** Start WORKING DATA **
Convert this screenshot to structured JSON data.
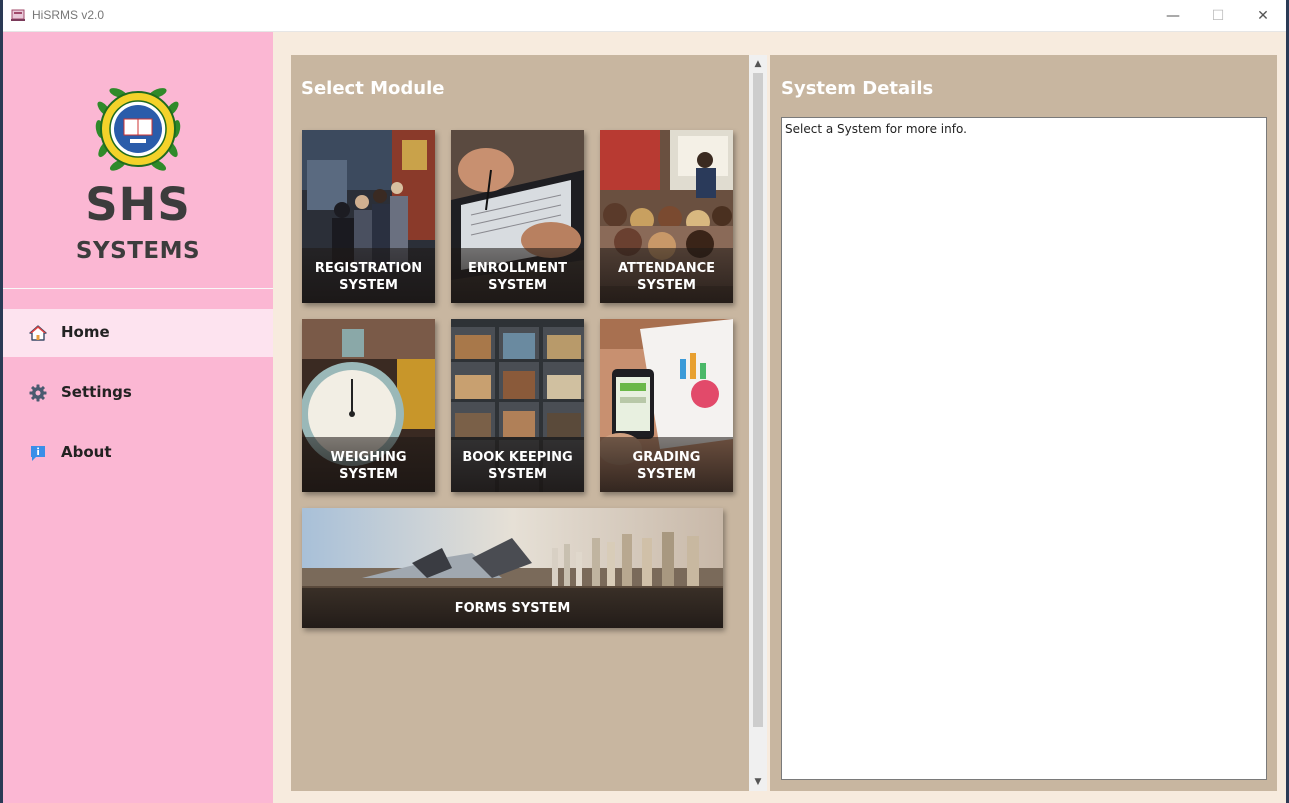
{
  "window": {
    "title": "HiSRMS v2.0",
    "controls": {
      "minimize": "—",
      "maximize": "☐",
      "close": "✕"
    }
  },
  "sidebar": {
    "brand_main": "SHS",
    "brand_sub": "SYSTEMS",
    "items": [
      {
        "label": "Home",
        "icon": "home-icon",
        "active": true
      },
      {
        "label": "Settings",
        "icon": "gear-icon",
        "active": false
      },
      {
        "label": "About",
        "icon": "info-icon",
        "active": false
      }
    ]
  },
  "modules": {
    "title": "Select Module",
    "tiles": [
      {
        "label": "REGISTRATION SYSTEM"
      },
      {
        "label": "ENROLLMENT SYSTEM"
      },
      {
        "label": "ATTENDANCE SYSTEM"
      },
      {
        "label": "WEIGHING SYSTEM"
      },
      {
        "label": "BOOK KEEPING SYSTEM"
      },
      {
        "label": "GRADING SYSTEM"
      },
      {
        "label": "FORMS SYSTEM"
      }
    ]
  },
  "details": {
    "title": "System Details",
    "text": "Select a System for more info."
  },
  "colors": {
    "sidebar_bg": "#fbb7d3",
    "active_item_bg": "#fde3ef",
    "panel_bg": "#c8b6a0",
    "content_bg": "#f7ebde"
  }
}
** End WORKING DATA **
→ **WHAT IS ASKED**
Write every record out again exactly; no pictures belong in the copy.

→ **FINAL RESULT**
Convert this screenshot to structured JSON data.
{
  "window": {
    "title": "HiSRMS v2.0",
    "controls": {
      "minimize": "—",
      "maximize": "☐",
      "close": "✕"
    }
  },
  "sidebar": {
    "brand_main": "SHS",
    "brand_sub": "SYSTEMS",
    "items": [
      {
        "label": "Home",
        "icon": "home-icon",
        "active": true
      },
      {
        "label": "Settings",
        "icon": "gear-icon",
        "active": false
      },
      {
        "label": "About",
        "icon": "info-icon",
        "active": false
      }
    ]
  },
  "modules": {
    "title": "Select Module",
    "tiles": [
      {
        "label": "REGISTRATION SYSTEM"
      },
      {
        "label": "ENROLLMENT SYSTEM"
      },
      {
        "label": "ATTENDANCE SYSTEM"
      },
      {
        "label": "WEIGHING SYSTEM"
      },
      {
        "label": "BOOK KEEPING SYSTEM"
      },
      {
        "label": "GRADING SYSTEM"
      },
      {
        "label": "FORMS SYSTEM"
      }
    ]
  },
  "details": {
    "title": "System Details",
    "text": "Select a System for more info."
  },
  "colors": {
    "sidebar_bg": "#fbb7d3",
    "active_item_bg": "#fde3ef",
    "panel_bg": "#c8b6a0",
    "content_bg": "#f7ebde"
  }
}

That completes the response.